══ MATERIAL SHOWN ══

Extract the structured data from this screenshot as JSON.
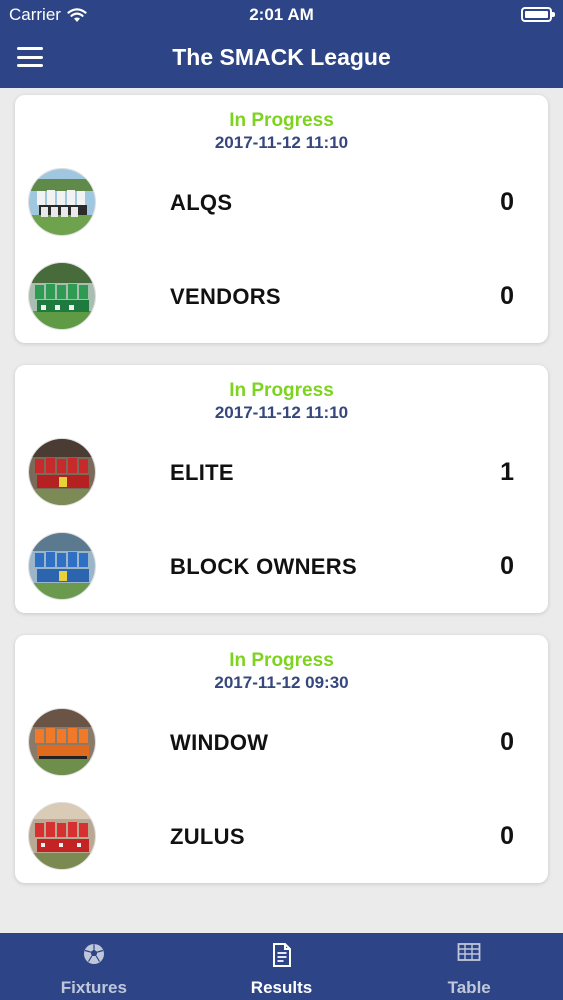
{
  "status_bar": {
    "carrier": "Carrier",
    "time": "2:01 AM"
  },
  "header": {
    "title": "The SMACK League"
  },
  "matches": [
    {
      "status": "In Progress",
      "datetime": "2017-11-12 11:10",
      "teams": [
        {
          "name": "ALQS",
          "score": "0",
          "photo": "team-photo-white-kit"
        },
        {
          "name": "VENDORS",
          "score": "0",
          "photo": "team-photo-green-kit"
        }
      ]
    },
    {
      "status": "In Progress",
      "datetime": "2017-11-12 11:10",
      "teams": [
        {
          "name": "ELITE",
          "score": "1",
          "photo": "team-photo-red-kit"
        },
        {
          "name": "BLOCK OWNERS",
          "score": "0",
          "photo": "team-photo-blue-kit"
        }
      ]
    },
    {
      "status": "In Progress",
      "datetime": "2017-11-12 09:30",
      "teams": [
        {
          "name": "WINDOW",
          "score": "0",
          "photo": "team-photo-orange-kit"
        },
        {
          "name": "ZULUS",
          "score": "0",
          "photo": "team-photo-red-kit"
        }
      ]
    }
  ],
  "tabs": [
    {
      "label": "Fixtures",
      "icon": "soccer-ball-icon"
    },
    {
      "label": "Results",
      "icon": "document-icon",
      "selected": true
    },
    {
      "label": "Table",
      "icon": "table-icon"
    }
  ],
  "colors": {
    "primary": "#2d4486",
    "status_green": "#7ed321",
    "date_blue": "#35477d"
  }
}
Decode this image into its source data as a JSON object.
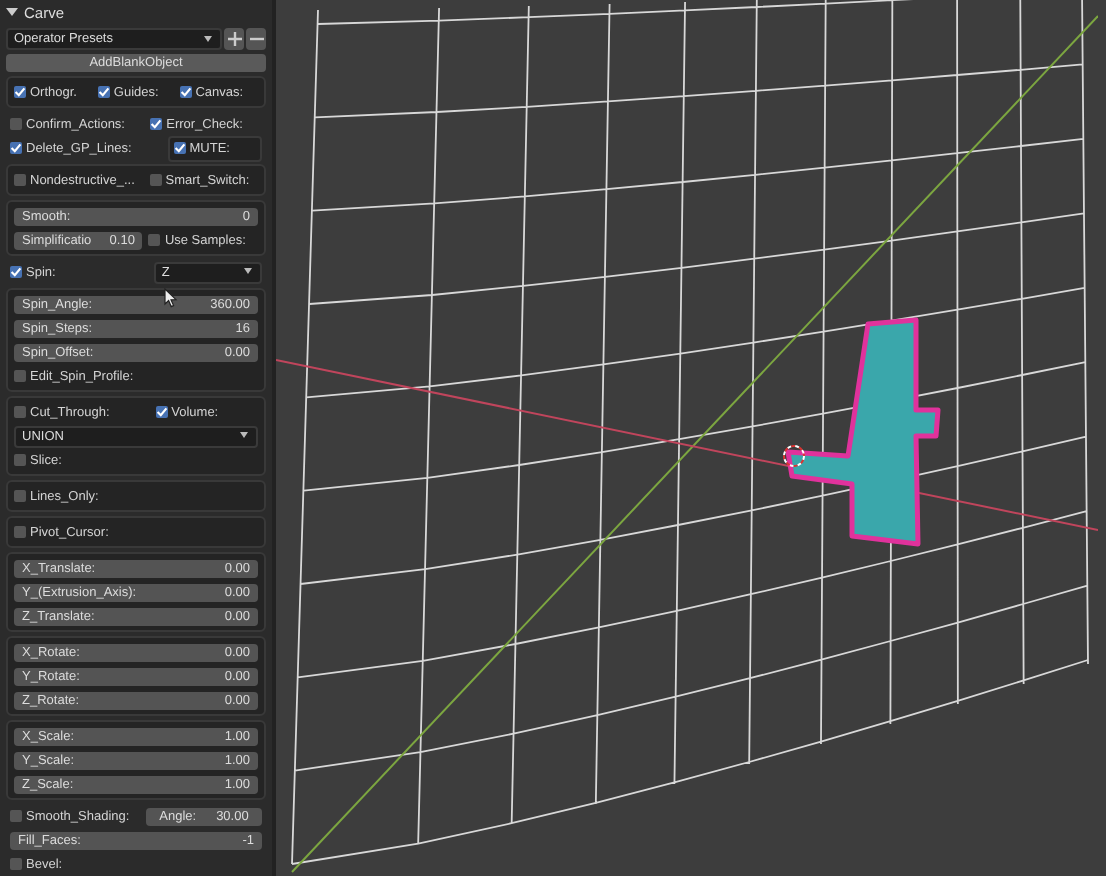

═══

*WHAT YOU WILL DO*. Pull out each line of the listing that holds the string "label".

*TASK RESPONSE*.
      "label": "Fixtures",
      "label": "Results",
      "label": "Table",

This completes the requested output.